=== ROWS ===
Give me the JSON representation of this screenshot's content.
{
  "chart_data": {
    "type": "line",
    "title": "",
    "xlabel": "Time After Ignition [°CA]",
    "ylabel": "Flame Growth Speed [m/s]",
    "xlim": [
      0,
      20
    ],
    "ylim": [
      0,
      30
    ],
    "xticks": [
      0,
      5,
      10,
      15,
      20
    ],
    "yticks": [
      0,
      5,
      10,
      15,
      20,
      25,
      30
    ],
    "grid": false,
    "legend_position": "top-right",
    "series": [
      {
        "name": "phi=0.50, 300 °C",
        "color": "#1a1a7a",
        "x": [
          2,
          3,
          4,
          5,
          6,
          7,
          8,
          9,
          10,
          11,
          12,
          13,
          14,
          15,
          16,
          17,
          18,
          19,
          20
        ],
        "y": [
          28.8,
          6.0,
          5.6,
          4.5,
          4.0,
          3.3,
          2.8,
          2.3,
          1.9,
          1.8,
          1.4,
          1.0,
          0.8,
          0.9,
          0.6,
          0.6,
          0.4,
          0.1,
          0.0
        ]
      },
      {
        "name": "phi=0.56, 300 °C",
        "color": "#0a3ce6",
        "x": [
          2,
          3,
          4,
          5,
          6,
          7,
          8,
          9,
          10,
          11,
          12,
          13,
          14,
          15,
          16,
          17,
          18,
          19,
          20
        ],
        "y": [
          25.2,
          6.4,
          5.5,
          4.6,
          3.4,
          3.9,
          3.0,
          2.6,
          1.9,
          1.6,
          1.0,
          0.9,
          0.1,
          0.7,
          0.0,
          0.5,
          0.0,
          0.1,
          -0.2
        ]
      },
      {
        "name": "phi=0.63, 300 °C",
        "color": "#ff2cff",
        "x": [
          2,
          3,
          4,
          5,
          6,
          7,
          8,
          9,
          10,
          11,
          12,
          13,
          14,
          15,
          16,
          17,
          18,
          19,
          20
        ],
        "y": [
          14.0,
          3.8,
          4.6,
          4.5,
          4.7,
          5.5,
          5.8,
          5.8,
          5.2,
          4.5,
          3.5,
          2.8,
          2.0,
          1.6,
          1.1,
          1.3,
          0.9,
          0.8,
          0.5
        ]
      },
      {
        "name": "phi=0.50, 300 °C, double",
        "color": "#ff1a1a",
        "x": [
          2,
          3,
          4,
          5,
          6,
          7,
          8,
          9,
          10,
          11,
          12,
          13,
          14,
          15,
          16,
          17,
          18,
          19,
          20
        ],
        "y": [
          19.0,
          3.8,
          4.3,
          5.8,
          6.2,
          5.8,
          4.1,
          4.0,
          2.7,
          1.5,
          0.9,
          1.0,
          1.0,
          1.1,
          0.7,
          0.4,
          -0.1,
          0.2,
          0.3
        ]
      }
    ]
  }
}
===
EXERCISE DETAILS: Your answer should be one number: how many lines in the material above contain the string "color".

EXERCISE ANSWER: 4